> [EXERCISE OBJECTIVE]: The records below are to be quoted in full; please keep every word exact.

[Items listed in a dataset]
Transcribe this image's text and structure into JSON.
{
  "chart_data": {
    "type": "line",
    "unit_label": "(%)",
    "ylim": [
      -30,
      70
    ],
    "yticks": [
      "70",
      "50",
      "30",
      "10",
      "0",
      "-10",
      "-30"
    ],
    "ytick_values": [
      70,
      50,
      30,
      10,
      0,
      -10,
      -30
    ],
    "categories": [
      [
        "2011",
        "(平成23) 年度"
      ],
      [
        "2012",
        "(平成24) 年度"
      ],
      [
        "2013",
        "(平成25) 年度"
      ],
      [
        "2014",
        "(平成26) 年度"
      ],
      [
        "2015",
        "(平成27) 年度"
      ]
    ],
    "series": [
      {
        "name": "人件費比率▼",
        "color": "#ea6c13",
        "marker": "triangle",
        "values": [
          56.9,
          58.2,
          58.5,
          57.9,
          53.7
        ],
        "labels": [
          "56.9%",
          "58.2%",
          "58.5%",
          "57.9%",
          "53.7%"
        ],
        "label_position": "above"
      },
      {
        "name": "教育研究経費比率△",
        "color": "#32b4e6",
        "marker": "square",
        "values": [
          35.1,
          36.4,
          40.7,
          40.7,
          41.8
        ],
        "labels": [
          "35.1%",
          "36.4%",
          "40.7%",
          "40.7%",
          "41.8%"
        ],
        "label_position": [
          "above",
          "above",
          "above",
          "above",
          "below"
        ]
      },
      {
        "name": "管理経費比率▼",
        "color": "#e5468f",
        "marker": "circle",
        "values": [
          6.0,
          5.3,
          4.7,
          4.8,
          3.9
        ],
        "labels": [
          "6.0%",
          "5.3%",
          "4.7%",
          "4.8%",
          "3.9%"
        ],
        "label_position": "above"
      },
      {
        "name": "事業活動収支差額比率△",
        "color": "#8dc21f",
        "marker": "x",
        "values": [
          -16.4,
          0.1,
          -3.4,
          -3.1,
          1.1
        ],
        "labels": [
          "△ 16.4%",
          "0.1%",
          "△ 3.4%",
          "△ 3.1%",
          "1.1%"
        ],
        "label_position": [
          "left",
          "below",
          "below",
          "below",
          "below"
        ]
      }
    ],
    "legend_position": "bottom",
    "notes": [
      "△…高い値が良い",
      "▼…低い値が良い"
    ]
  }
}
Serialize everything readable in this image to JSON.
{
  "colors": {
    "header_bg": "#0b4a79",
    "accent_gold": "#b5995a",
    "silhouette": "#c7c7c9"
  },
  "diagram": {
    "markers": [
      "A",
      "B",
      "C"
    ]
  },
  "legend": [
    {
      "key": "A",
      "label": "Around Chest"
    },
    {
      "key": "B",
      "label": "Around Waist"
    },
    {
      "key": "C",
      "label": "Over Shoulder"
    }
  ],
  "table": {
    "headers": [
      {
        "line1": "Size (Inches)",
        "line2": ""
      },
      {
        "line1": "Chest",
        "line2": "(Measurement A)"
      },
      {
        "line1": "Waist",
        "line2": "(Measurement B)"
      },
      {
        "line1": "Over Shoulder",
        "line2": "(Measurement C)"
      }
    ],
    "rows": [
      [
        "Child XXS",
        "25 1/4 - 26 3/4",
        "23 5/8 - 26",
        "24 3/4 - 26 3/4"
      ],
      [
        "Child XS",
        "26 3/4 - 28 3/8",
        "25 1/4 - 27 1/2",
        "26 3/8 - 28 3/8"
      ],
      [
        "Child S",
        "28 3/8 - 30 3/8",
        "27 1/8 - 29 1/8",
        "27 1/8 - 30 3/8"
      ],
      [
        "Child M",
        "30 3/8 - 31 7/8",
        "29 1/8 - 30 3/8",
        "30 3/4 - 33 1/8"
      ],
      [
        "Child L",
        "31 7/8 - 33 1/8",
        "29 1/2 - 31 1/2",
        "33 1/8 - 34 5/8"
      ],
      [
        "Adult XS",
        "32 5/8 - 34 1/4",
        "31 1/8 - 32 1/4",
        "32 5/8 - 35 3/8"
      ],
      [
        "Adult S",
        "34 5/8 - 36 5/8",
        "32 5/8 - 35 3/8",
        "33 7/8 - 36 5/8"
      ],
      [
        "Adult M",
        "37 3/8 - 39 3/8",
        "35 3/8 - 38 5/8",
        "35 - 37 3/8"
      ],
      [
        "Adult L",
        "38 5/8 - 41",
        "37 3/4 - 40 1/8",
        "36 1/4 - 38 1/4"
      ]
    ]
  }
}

> [ANSWER FOR THIS EXERCISE]:
Transcribe this image's text and structure into JSON.
{
  "chart_data": {
    "type": "line",
    "unit_label": "(%)",
    "ylim": [
      -30,
      70
    ],
    "yticks": [
      "70",
      "50",
      "30",
      "10",
      "0",
      "-10",
      "-30"
    ],
    "ytick_values": [
      70,
      50,
      30,
      10,
      0,
      -10,
      -30
    ],
    "categories": [
      [
        "2011",
        "(平成23) 年度"
      ],
      [
        "2012",
        "(平成24) 年度"
      ],
      [
        "2013",
        "(平成25) 年度"
      ],
      [
        "2014",
        "(平成26) 年度"
      ],
      [
        "2015",
        "(平成27) 年度"
      ]
    ],
    "series": [
      {
        "name": "人件費比率▼",
        "color": "#ea6c13",
        "marker": "triangle",
        "values": [
          56.9,
          58.2,
          58.5,
          57.9,
          53.7
        ],
        "labels": [
          "56.9%",
          "58.2%",
          "58.5%",
          "57.9%",
          "53.7%"
        ],
        "label_position": "above"
      },
      {
        "name": "教育研究経費比率△",
        "color": "#32b4e6",
        "marker": "square",
        "values": [
          35.1,
          36.4,
          40.7,
          40.7,
          41.8
        ],
        "labels": [
          "35.1%",
          "36.4%",
          "40.7%",
          "40.7%",
          "41.8%"
        ],
        "label_position": [
          "above",
          "above",
          "above",
          "above",
          "below"
        ]
      },
      {
        "name": "管理経費比率▼",
        "color": "#e5468f",
        "marker": "circle",
        "values": [
          6.0,
          5.3,
          4.7,
          4.8,
          3.9
        ],
        "labels": [
          "6.0%",
          "5.3%",
          "4.7%",
          "4.8%",
          "3.9%"
        ],
        "label_position": "above"
      },
      {
        "name": "事業活動収支差額比率△",
        "color": "#8dc21f",
        "marker": "x",
        "values": [
          -16.4,
          0.1,
          -3.4,
          -3.1,
          1.1
        ],
        "labels": [
          "△ 16.4%",
          "0.1%",
          "△ 3.4%",
          "△ 3.1%",
          "1.1%"
        ],
        "label_position": [
          "left",
          "below",
          "below",
          "below",
          "below"
        ]
      }
    ],
    "legend_position": "bottom",
    "notes": [
      "△…高い値が良い",
      "▼…低い値が良い"
    ]
  }
}
Serialize everything readable in this image to JSON.
{
  "colors": {
    "header_bg": "#0b4a79",
    "accent_gold": "#b5995a",
    "silhouette": "#c7c7c9"
  },
  "diagram": {
    "markers": [
      "A",
      "B",
      "C"
    ]
  },
  "legend": [
    {
      "key": "A",
      "label": "Around Chest"
    },
    {
      "key": "B",
      "label": "Around Waist"
    },
    {
      "key": "C",
      "label": "Over Shoulder"
    }
  ],
  "table": {
    "headers": [
      {
        "line1": "Size (Inches)",
        "line2": ""
      },
      {
        "line1": "Chest",
        "line2": "(Measurement A)"
      },
      {
        "line1": "Waist",
        "line2": "(Measurement B)"
      },
      {
        "line1": "Over Shoulder",
        "line2": "(Measurement C)"
      }
    ],
    "rows": [
      [
        "Child XXS",
        "25 1/4 - 26 3/4",
        "23 5/8 - 26",
        "24 3/4 - 26 3/4"
      ],
      [
        "Child XS",
        "26 3/4 - 28 3/8",
        "25 1/4 - 27 1/2",
        "26 3/8 - 28 3/8"
      ],
      [
        "Child S",
        "28 3/8 - 30 3/8",
        "27 1/8 - 29 1/8",
        "27 1/8 - 30 3/8"
      ],
      [
        "Child M",
        "30 3/8 - 31 7/8",
        "29 1/8 - 30 3/8",
        "30 3/4 - 33 1/8"
      ],
      [
        "Child L",
        "31 7/8 - 33 1/8",
        "29 1/2 - 31 1/2",
        "33 1/8 - 34 5/8"
      ],
      [
        "Adult XS",
        "32 5/8 - 34 1/4",
        "31 1/8 - 32 1/4",
        "32 5/8 - 35 3/8"
      ],
      [
        "Adult S",
        "34 5/8 - 36 5/8",
        "32 5/8 - 35 3/8",
        "33 7/8 - 36 5/8"
      ],
      [
        "Adult M",
        "37 3/8 - 39 3/8",
        "35 3/8 - 38 5/8",
        "35 - 37 3/8"
      ],
      [
        "Adult L",
        "38 5/8 - 41",
        "37 3/4 - 40 1/8",
        "36 1/4 - 38 1/4"
      ]
    ]
  }
}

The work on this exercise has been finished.